Stored items:
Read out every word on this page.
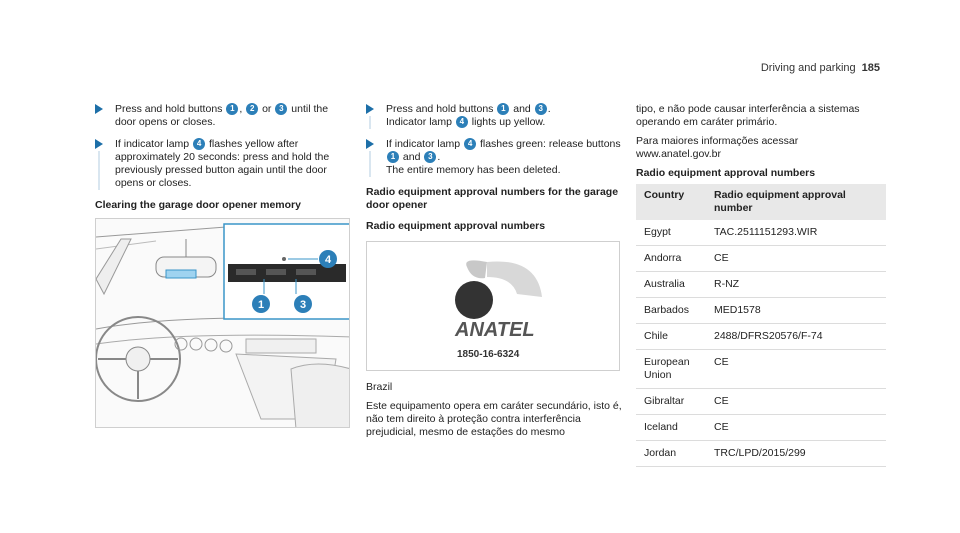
Driving and parking 185
Press and hold buttons 1 , 2 or 3 until the door opens or closes.
If indicator lamp 4 flashes yellow after approximately 20 seconds: press and hold the previously pressed button again until the door opens or closes.
Clearing the garage door opener memory
4
1	3
Press and hold buttons 1 and 3 .
Indicator lamp 4 lights up yellow.
If indicator lamp 4 flashes green: release buttons 1 and 3 .
The entire memory has been deleted.
Radio equipment approval numbers for the garage door opener
Radio equipment approval numbers
ANATEL
1850-16-6324

Brazil

Este equipamento opera em caráter secundário, isto é, não tem direito à proteção contra interferência prejudicial, mesmo de estações do mesmo

tipo, e não pode causar interferência a sistemas operando em caráter primário.

Para maiores informações acessar www.anatel.gov.br

Radio equipment approval numbers
Country	Radio equipment approval number
Egypt	TAC.2511151293.WIR
Andorra	CE
Australia	R-NZ
Barbados	MED1578
Chile	2488/DFRS20576/F-74
European Union	CE
Gibraltar	CE
Iceland	CE
Jordan	TRC/LPD/2015/299
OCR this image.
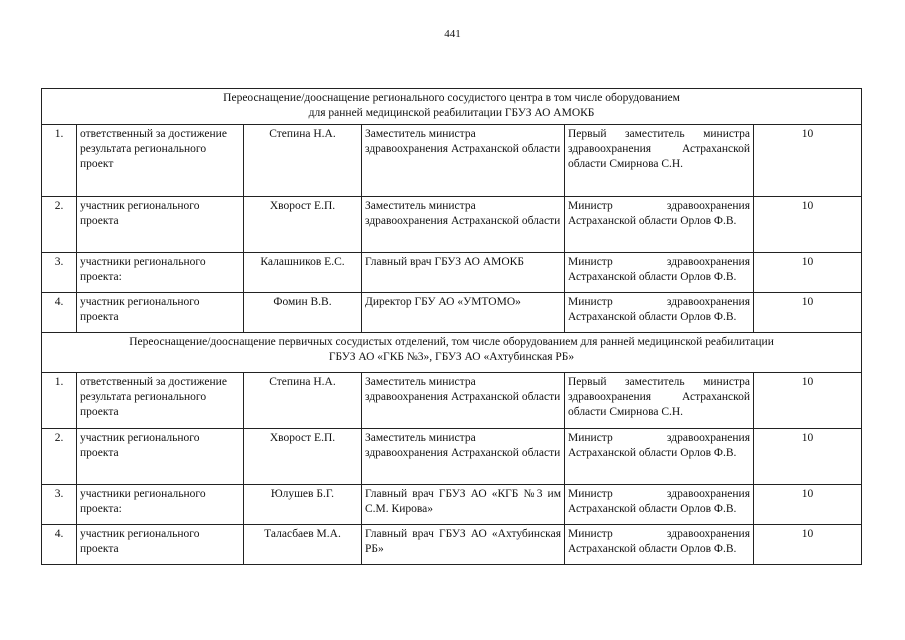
441
Переоснащение/дооснащение регионального сосудистого центра в том числе оборудованием
для ранней медицинской реабилитации ГБУЗ АО АМОКБ					

1.	ответственный за достижение результата регионального проект	Степина Н.А.	Заместитель министра здравоохранения Астраханской области	Первый заместитель министра здравоохранения Астраханской области Смирнова С.Н.	10
2.	участник регионального проекта	Хворост Е.П.	Заместитель министра здравоохранения Астраханской области	Министр здравоохранения Астраханской области Орлов Ф.В.	10
3.	участники регионального проекта:	Калашников Е.С.	Главный врач ГБУЗ АО АМОКБ	Министр здравоохранения Астраханской области Орлов Ф.В.	10
4.	участник регионального проекта	Фомин В.В.	Директор ГБУ АО «УМТОМО»	Министр здравоохранения Астраханской области Орлов Ф.В.	10

Переоснащение/дооснащение первичных сосудистых отделений, том числе оборудованием для ранней медицинской реабилитации
ГБУЗ АО «ГКБ №3», ГБУЗ АО «Ахтубинская РБ»					

1.	ответственный за достижение результата регионального проекта	Степина Н.А.	Заместитель министра здравоохранения Астраханской области	Первый заместитель министра здравоохранения Астраханской области Смирнова С.Н.	10
2.	участник регионального проекта	Хворост Е.П.	Заместитель министра здравоохранения Астраханской области	Министр здравоохранения Астраханской области Орлов Ф.В.	10
3.	участники регионального проекта:	Юлушев Б.Г.	Главный врач ГБУЗ АО «КГБ №3 им С.М. Кирова»	Министр здравоохранения Астраханской области Орлов Ф.В.	10
4.	участник регионального проекта	Таласбаев М.А.	Главный врач ГБУЗ АО «Ахтубинская РБ»	Министр здравоохранения Астраханской области Орлов Ф.В.	10
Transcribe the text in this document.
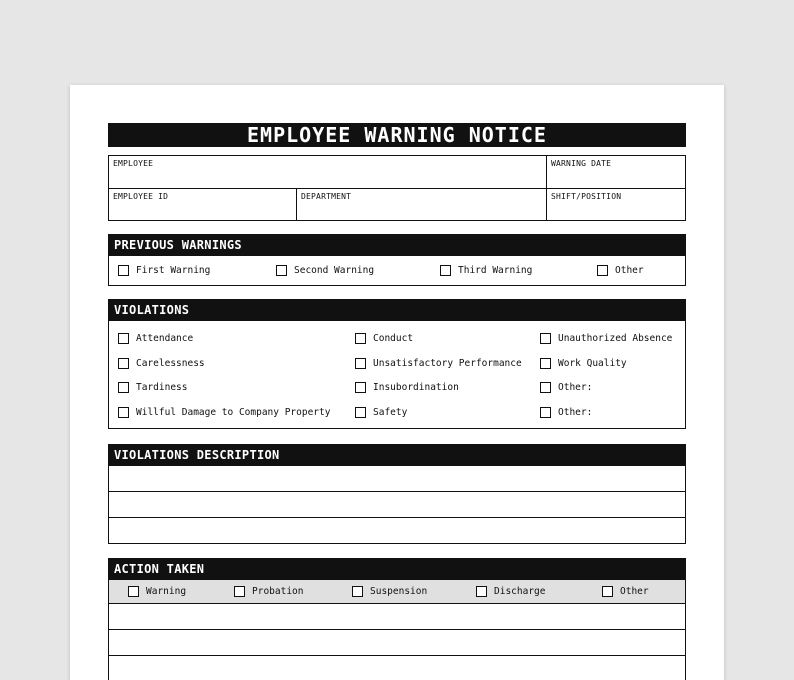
EMPLOYEE WARNING NOTICE
EMPLOYEE	WARNING DATE
EMPLOYEE ID	DEPARTMENT	SHIFT/POSITION
PREVIOUS WARNINGS
First Warning	Second Warning	Third Warning	Other
VIOLATIONS
Attendance
Carelessness
Tardiness
Willful Damage to Company Property
Conduct
Unsatisfactory Performance
Insubordination
Safety
Unauthorized Absence
Work Quality
Other:
Other:
VIOLATIONS DESCRIPTION
ACTION TAKEN
Warning	Probation	Suspension	Discharge	Other
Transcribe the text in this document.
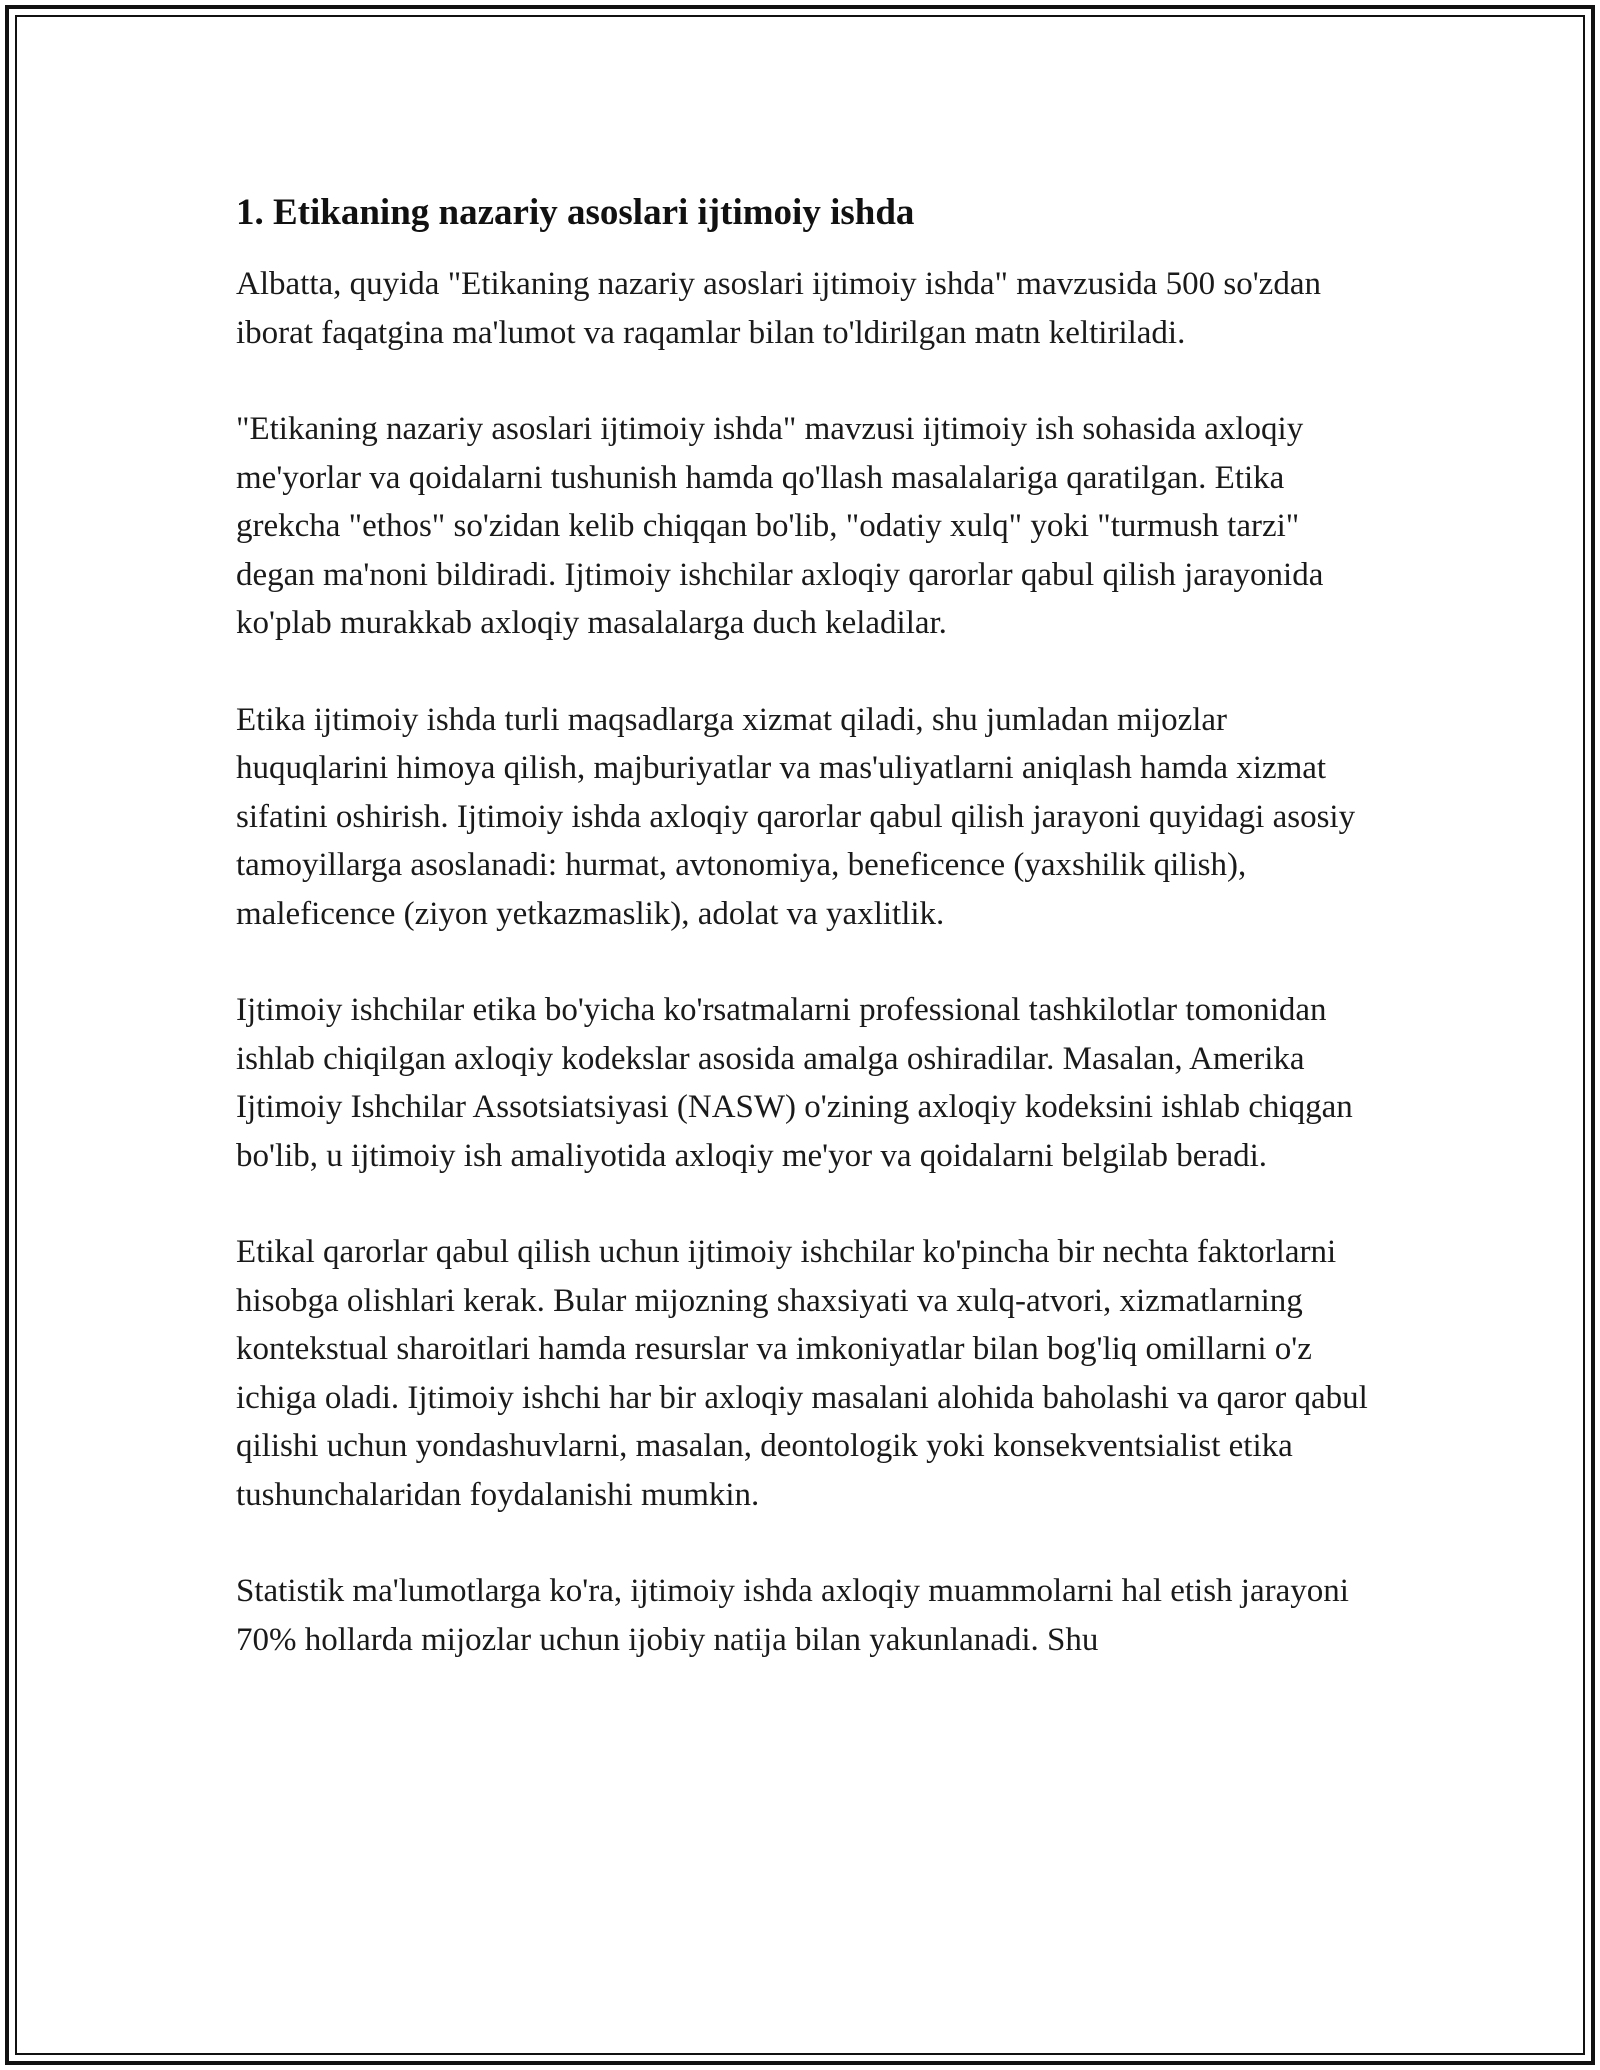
1. Etikaning nazariy asoslari ijtimoiy ishda

Albatta, quyida "Etikaning nazariy asoslari ijtimoiy ishda" mavzusida 500 so'zdan iborat faqatgina ma'lumot va raqamlar bilan to'ldirilgan matn keltiriladi.

"Etikaning nazariy asoslari ijtimoiy ishda" mavzusi ijtimoiy ish sohasida axloqiy me'yorlar va qoidalarni tushunish hamda qo'llash masalalariga qaratilgan. Etika grekcha "ethos" so'zidan kelib chiqqan bo'lib, "odatiy xulq" yoki "turmush tarzi" degan ma'noni bildiradi. Ijtimoiy ishchilar axloqiy qarorlar qabul qilish jarayonida ko'plab murakkab axloqiy masalalarga duch keladilar.

Etika ijtimoiy ishda turli maqsadlarga xizmat qiladi, shu jumladan mijozlar huquqlarini himoya qilish, majburiyatlar va mas'uliyatlarni aniqlash hamda xizmat sifatini oshirish. Ijtimoiy ishda axloqiy qarorlar qabul qilish jarayoni quyidagi asosiy tamoyillarga asoslanadi: hurmat, avtonomiya, beneficence (yaxshilik qilish), maleficence (ziyon yetkazmaslik), adolat va yaxlitlik.

Ijtimoiy ishchilar etika bo'yicha ko'rsatmalarni professional tashkilotlar tomonidan ishlab chiqilgan axloqiy kodekslar asosida amalga oshiradilar. Masalan, Amerika Ijtimoiy Ishchilar Assotsiatsiyasi (NASW) o'zining axloqiy kodeksini ishlab chiqgan bo'lib, u ijtimoiy ish amaliyotida axloqiy me'yor va qoidalarni belgilab beradi.

Etikal qarorlar qabul qilish uchun ijtimoiy ishchilar ko'pincha bir nechta faktorlarni hisobga olishlari kerak. Bular mijozning shaxsiyati va xulq-atvori, xizmatlarning kontekstual sharoitlari hamda resurslar va imkoniyatlar bilan bog'liq omillarni o'z ichiga oladi. Ijtimoiy ishchi har bir axloqiy masalani alohida baholashi va qaror qabul qilishi uchun yondashuvlarni, masalan, deontologik yoki konsekventsialist etika tushunchalaridan foydalanishi mumkin.

Statistik ma'lumotlarga ko'ra, ijtimoiy ishda axloqiy muammolarni hal etish jarayoni 70% hollarda mijozlar uchun ijobiy natija bilan yakunlanadi. Shu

• EXERCISE OBJECTIVE
All preceding records should be duplicated verbatim, images excepted.

• ANSWER TO THE TASK
Read out every word on this page.
Driving and parking 185
Press and hold buttons 1 , 2 or 3 until the door opens or closes.
If indicator lamp 4 flashes yellow after approximately 20 seconds: press and hold the previously pressed button again until the door opens or closes.
Clearing the garage door opener memory
4
1	3
Press and hold buttons 1 and 3 .
Indicator lamp 4 lights up yellow.
If indicator lamp 4 flashes green: release buttons 1 and 3 .
The entire memory has been deleted.
Radio equipment approval numbers for the garage door opener
Radio equipment approval numbers
ANATEL
1850-16-6324

Brazil

Este equipamento opera em caráter secundário, isto é, não tem direito à proteção contra interferência prejudicial, mesmo de estações do mesmo

tipo, e não pode causar interferência a sistemas operando em caráter primário.

Para maiores informações acessar www.anatel.gov.br

Radio equipment approval numbers
Country	Radio equipment approval number
Egypt	TAC.2511151293.WIR
Andorra	CE
Australia	R-NZ
Barbados	MED1578
Chile	2488/DFRS20576/F-74
European Union	CE
Gibraltar	CE
Iceland	CE
Jordan	TRC/LPD/2015/299
OCR this image.
441
Переоснащение/дооснащение регионального сосудистого центра в том числе оборудованием
для ранней медицинской реабилитации ГБУЗ АО АМОКБ					

1.	ответственный за достижение результата регионального проект	Степина Н.А.	Заместитель министра здравоохранения Астраханской области	Первый заместитель министра здравоохранения Астраханской области Смирнова С.Н.	10
2.	участник регионального проекта	Хворост Е.П.	Заместитель министра здравоохранения Астраханской области	Министр здравоохранения Астраханской области Орлов Ф.В.	10
3.	участники регионального проекта:	Калашников Е.С.	Главный врач ГБУЗ АО АМОКБ	Министр здравоохранения Астраханской области Орлов Ф.В.	10
4.	участник регионального проекта	Фомин В.В.	Директор ГБУ АО «УМТОМО»	Министр здравоохранения Астраханской области Орлов Ф.В.	10

Переоснащение/дооснащение первичных сосудистых отделений, том числе оборудованием для ранней медицинской реабилитации
ГБУЗ АО «ГКБ №3», ГБУЗ АО «Ахтубинская РБ»					

1.	ответственный за достижение результата регионального проекта	Степина Н.А.	Заместитель министра здравоохранения Астраханской области	Первый заместитель министра здравоохранения Астраханской области Смирнова С.Н.	10
2.	участник регионального проекта	Хворост Е.П.	Заместитель министра здравоохранения Астраханской области	Министр здравоохранения Астраханской области Орлов Ф.В.	10
3.	участники регионального проекта:	Юлушев Б.Г.	Главный врач ГБУЗ АО «КГБ №3 им С.М. Кирова»	Министр здравоохранения Астраханской области Орлов Ф.В.	10
4.	участник регионального проекта	Таласбаев М.А.	Главный врач ГБУЗ АО «Ахтубинская РБ»	Министр здравоохранения Астраханской области Орлов Ф.В.	10
Transcribe the text in this document.
EMPLOYEE WARNING NOTICE
EMPLOYEE	WARNING DATE
EMPLOYEE ID	DEPARTMENT	SHIFT/POSITION
PREVIOUS WARNINGS
First Warning	Second Warning	Third Warning	Other
VIOLATIONS
Attendance
Carelessness
Tardiness
Willful Damage to Company Property
Conduct
Unsatisfactory Performance
Insubordination
Safety
Unauthorized Absence
Work Quality
Other:
Other:
VIOLATIONS DESCRIPTION
ACTION TAKEN
Warning	Probation	Suspension	Discharge	Other
Transcribe the text in this document.
1. Etikaning nazariy asoslari ijtimoiy ishda

Albatta, quyida "Etikaning nazariy asoslari ijtimoiy ishda" mavzusida 500 so'zdan iborat faqatgina ma'lumot va raqamlar bilan to'ldirilgan matn keltiriladi.

"Etikaning nazariy asoslari ijtimoiy ishda" mavzusi ijtimoiy ish sohasida axloqiy me'yorlar va qoidalarni tushunish hamda qo'llash masalalariga qaratilgan. Etika grekcha "ethos" so'zidan kelib chiqqan bo'lib, "odatiy xulq" yoki "turmush tarzi" degan ma'noni bildiradi. Ijtimoiy ishchilar axloqiy qarorlar qabul qilish jarayonida ko'plab murakkab axloqiy masalalarga duch keladilar.

Etika ijtimoiy ishda turli maqsadlarga xizmat qiladi, shu jumladan mijozlar huquqlarini himoya qilish, majburiyatlar va mas'uliyatlarni aniqlash hamda xizmat sifatini oshirish. Ijtimoiy ishda axloqiy qarorlar qabul qilish jarayoni quyidagi asosiy tamoyillarga asoslanadi: hurmat, avtonomiya, beneficence (yaxshilik qilish), maleficence (ziyon yetkazmaslik), adolat va yaxlitlik.

Ijtimoiy ishchilar etika bo'yicha ko'rsatmalarni professional tashkilotlar tomonidan ishlab chiqilgan axloqiy kodekslar asosida amalga oshiradilar. Masalan, Amerika Ijtimoiy Ishchilar Assotsiatsiyasi (NASW) o'zining axloqiy kodeksini ishlab chiqgan bo'lib, u ijtimoiy ish amaliyotida axloqiy me'yor va qoidalarni belgilab beradi.

Etikal qarorlar qabul qilish uchun ijtimoiy ishchilar ko'pincha bir nechta faktorlarni hisobga olishlari kerak. Bular mijozning shaxsiyati va xulq-atvori, xizmatlarning kontekstual sharoitlari hamda resurslar va imkoniyatlar bilan bog'liq omillarni o'z ichiga oladi. Ijtimoiy ishchi har bir axloqiy masalani alohida baholashi va qaror qabul qilishi uchun yondashuvlarni, masalan, deontologik yoki konsekventsialist etika tushunchalaridan foydalanishi mumkin.

Statistik ma'lumotlarga ko'ra, ijtimoiy ishda axloqiy muammolarni hal etish jarayoni 70% hollarda mijozlar uchun ijobiy natija bilan yakunlanadi. Shu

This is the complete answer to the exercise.